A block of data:
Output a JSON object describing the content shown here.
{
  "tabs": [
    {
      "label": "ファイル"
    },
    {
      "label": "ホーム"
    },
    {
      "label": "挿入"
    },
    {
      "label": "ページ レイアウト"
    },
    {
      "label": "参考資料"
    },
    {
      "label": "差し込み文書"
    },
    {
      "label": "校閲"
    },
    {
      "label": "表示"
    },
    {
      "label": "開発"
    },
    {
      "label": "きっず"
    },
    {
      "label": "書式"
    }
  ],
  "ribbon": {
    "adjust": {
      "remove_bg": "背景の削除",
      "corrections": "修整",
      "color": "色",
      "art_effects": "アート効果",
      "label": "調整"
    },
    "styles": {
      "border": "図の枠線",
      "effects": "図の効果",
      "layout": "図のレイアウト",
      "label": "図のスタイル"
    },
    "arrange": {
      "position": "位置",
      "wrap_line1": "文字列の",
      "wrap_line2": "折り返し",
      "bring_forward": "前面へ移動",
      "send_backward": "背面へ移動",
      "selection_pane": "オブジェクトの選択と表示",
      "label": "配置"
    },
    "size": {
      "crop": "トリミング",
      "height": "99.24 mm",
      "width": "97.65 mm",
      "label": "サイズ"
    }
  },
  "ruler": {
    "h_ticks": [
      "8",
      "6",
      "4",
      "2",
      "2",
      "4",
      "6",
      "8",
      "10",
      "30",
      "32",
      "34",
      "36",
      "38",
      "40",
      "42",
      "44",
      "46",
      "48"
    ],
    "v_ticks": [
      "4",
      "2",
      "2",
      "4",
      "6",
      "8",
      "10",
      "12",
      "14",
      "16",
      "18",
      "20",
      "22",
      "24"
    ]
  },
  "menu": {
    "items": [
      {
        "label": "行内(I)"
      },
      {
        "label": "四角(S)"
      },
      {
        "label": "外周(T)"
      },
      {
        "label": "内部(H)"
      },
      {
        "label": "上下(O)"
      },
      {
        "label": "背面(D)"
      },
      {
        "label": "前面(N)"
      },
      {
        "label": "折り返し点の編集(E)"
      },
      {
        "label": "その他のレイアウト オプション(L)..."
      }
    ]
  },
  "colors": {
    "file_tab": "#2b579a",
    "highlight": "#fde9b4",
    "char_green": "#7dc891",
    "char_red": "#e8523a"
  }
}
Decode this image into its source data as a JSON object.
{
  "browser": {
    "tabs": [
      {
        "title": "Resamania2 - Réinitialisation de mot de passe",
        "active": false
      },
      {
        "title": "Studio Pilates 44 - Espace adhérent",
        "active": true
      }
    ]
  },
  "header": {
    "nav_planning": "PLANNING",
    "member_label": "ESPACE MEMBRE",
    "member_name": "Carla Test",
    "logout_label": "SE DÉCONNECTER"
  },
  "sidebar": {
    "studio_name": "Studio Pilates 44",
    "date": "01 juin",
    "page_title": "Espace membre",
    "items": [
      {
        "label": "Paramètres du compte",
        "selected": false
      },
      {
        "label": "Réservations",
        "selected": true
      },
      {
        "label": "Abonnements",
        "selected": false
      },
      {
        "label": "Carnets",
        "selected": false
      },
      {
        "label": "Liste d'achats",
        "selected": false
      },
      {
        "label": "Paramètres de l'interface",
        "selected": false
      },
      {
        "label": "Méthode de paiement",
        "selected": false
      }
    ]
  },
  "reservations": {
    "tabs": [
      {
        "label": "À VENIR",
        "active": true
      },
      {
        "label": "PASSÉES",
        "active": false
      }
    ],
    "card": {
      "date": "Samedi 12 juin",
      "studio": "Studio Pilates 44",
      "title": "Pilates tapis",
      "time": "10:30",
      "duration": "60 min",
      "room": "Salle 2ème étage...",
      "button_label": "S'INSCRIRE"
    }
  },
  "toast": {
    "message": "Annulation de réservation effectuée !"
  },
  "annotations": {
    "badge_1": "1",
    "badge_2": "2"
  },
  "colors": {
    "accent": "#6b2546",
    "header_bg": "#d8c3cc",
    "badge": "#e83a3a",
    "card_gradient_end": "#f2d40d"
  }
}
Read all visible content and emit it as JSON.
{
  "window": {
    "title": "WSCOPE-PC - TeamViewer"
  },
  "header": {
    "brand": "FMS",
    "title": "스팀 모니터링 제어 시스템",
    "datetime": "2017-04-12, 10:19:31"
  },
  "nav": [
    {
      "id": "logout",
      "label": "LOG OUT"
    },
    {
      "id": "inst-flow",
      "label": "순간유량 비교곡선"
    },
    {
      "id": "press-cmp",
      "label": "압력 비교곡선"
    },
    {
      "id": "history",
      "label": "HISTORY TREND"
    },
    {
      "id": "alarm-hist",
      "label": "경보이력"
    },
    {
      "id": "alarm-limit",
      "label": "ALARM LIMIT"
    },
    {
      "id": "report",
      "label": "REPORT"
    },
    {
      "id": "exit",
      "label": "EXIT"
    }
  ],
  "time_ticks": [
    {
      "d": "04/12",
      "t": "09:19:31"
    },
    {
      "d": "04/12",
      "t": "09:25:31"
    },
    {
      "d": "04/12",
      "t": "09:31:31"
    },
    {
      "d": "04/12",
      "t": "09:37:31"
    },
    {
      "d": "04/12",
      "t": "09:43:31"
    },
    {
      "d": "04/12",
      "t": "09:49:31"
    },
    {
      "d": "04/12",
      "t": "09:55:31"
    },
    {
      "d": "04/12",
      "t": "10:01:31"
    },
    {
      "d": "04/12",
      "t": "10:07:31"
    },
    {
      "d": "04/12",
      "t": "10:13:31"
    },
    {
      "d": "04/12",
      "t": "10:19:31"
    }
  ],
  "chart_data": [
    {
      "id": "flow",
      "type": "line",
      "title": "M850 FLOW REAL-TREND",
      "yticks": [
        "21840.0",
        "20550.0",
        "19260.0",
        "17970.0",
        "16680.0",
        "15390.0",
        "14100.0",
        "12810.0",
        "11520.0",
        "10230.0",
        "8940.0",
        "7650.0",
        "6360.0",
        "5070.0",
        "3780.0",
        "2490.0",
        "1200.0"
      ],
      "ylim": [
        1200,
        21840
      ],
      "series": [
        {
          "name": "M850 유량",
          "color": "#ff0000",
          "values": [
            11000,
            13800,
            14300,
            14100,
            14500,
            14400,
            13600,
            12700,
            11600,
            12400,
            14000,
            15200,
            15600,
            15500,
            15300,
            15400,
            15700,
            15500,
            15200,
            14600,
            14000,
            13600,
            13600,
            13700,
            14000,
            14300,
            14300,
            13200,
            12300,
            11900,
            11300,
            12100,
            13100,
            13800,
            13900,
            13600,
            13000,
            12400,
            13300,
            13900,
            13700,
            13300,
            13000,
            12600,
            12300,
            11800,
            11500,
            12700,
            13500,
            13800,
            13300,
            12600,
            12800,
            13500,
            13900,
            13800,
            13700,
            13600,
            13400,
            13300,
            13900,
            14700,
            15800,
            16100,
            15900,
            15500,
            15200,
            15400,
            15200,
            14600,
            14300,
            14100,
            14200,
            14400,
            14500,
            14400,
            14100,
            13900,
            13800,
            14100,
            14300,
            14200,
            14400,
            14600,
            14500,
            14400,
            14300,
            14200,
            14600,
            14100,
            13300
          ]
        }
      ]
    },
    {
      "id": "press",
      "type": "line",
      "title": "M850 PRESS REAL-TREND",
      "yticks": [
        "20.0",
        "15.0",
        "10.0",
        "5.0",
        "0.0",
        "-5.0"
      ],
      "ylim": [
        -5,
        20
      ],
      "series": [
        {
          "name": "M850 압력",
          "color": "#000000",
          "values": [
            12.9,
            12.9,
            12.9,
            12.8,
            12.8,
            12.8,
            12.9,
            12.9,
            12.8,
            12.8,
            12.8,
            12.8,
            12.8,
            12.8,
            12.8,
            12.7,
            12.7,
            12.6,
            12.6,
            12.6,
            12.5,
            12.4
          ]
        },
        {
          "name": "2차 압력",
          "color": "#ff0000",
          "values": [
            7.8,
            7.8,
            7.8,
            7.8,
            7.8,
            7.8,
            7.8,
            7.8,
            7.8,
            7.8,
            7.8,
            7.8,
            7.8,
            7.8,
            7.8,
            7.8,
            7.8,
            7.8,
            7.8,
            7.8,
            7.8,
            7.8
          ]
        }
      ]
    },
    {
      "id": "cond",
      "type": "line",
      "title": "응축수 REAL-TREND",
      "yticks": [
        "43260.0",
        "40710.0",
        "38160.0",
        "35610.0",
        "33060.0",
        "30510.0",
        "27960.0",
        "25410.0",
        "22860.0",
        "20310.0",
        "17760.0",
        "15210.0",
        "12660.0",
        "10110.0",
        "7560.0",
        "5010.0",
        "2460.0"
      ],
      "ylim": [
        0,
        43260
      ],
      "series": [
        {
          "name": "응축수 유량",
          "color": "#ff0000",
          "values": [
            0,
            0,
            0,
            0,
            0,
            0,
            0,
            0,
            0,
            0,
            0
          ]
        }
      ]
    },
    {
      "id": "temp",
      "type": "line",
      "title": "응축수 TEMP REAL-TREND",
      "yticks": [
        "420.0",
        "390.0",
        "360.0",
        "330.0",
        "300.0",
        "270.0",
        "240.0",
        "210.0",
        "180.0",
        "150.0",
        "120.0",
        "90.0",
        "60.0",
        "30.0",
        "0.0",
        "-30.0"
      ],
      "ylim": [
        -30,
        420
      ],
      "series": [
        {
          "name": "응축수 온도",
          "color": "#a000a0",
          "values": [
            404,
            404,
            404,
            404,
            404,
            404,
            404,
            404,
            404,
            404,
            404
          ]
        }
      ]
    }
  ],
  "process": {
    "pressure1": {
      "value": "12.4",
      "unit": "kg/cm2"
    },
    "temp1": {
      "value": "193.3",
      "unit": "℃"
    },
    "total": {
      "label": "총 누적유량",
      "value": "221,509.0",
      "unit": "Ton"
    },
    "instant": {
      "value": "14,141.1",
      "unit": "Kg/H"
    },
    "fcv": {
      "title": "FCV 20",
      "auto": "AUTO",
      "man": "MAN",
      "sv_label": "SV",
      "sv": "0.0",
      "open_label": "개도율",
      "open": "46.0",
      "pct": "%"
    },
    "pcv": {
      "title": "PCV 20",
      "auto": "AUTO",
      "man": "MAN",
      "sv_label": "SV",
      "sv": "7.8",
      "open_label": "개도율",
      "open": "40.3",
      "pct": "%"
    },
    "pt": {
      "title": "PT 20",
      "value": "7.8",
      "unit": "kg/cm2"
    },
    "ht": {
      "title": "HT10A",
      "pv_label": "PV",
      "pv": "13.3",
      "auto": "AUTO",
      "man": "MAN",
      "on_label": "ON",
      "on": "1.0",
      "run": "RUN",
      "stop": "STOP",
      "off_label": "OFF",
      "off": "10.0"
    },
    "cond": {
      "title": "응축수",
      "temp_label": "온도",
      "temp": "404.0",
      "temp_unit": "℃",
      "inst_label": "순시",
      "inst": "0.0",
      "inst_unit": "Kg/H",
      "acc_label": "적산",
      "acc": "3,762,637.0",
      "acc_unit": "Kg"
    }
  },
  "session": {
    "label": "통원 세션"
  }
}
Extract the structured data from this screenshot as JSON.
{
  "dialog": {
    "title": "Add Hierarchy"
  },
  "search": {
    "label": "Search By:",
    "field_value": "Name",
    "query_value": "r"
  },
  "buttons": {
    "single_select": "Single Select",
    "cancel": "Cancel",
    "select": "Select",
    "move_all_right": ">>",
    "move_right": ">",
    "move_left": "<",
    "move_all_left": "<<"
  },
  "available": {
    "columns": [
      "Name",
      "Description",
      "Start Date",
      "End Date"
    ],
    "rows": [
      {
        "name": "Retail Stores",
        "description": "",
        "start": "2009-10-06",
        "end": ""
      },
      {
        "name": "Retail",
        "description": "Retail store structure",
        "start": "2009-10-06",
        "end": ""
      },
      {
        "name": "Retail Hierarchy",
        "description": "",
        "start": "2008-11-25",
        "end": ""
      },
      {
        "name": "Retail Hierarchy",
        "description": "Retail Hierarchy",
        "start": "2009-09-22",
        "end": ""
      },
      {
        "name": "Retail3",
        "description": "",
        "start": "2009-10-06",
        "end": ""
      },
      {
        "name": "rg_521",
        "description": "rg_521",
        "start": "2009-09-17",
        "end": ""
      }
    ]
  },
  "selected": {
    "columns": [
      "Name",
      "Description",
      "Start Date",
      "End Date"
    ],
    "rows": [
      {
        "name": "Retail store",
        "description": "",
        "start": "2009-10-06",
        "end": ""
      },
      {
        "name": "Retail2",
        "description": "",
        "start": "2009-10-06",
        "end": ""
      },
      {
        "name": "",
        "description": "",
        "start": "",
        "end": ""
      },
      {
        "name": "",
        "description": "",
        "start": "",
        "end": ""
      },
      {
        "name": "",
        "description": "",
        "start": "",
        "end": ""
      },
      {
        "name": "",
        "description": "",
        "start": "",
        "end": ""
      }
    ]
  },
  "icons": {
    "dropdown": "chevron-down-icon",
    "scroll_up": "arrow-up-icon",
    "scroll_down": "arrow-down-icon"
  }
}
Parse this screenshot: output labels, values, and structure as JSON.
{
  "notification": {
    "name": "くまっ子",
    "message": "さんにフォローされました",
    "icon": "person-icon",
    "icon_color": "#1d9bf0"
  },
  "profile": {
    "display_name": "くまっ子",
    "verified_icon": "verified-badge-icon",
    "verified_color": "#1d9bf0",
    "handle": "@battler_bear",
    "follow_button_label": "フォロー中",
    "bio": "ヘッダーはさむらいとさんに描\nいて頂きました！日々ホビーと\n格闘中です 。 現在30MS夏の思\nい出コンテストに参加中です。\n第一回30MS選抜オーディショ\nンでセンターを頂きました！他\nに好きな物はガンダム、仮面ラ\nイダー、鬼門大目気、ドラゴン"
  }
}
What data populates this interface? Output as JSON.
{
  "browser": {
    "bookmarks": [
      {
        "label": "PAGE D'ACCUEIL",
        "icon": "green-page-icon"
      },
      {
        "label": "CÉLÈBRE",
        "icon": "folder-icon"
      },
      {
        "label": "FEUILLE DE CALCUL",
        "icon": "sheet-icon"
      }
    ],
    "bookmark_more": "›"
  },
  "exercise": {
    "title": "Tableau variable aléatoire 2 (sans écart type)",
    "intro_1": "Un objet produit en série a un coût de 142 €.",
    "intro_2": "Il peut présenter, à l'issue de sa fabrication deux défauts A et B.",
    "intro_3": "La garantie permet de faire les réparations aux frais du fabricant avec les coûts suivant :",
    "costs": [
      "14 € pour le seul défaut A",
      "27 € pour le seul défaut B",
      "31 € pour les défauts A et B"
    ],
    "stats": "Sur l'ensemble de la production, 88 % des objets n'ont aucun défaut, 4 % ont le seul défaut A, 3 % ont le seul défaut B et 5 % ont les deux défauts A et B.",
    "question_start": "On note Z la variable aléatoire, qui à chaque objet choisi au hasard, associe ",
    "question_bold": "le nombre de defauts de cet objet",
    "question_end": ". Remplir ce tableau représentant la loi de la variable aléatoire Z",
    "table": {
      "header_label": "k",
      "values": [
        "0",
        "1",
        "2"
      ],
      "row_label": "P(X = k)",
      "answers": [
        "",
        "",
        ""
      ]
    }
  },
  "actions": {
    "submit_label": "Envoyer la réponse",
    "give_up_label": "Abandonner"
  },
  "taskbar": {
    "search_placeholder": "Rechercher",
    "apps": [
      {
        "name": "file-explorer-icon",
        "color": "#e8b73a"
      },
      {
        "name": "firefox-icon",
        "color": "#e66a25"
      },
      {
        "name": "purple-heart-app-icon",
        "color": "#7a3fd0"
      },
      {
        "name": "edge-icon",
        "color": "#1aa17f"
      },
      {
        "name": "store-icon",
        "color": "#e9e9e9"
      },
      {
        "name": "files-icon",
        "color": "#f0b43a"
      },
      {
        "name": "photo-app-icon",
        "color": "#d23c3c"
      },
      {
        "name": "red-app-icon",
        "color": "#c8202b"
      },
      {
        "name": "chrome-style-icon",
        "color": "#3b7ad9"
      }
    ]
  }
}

Exercise:
Give the count of lines containing "JSON", with no added text.

Final result:
6